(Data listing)
+ + +

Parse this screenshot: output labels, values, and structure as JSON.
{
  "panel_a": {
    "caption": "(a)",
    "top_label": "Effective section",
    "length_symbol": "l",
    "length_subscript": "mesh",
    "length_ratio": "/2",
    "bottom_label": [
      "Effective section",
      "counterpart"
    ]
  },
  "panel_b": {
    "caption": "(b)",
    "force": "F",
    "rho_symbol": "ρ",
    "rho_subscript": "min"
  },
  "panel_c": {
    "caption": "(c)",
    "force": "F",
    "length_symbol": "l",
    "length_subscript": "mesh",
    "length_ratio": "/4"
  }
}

+ + +

Direction – Make an exact copy of the data above.

Solution to the exercise –
Parse this screenshot: output labels, values, and structure as JSON.
{
  "panel_a": {
    "caption": "(a)",
    "top_label": "Effective section",
    "length_symbol": "l",
    "length_subscript": "mesh",
    "length_ratio": "/2",
    "bottom_label": [
      "Effective section",
      "counterpart"
    ]
  },
  "panel_b": {
    "caption": "(b)",
    "force": "F",
    "rho_symbol": "ρ",
    "rho_subscript": "min"
  },
  "panel_c": {
    "caption": "(c)",
    "force": "F",
    "length_symbol": "l",
    "length_subscript": "mesh",
    "length_ratio": "/4"
  }
}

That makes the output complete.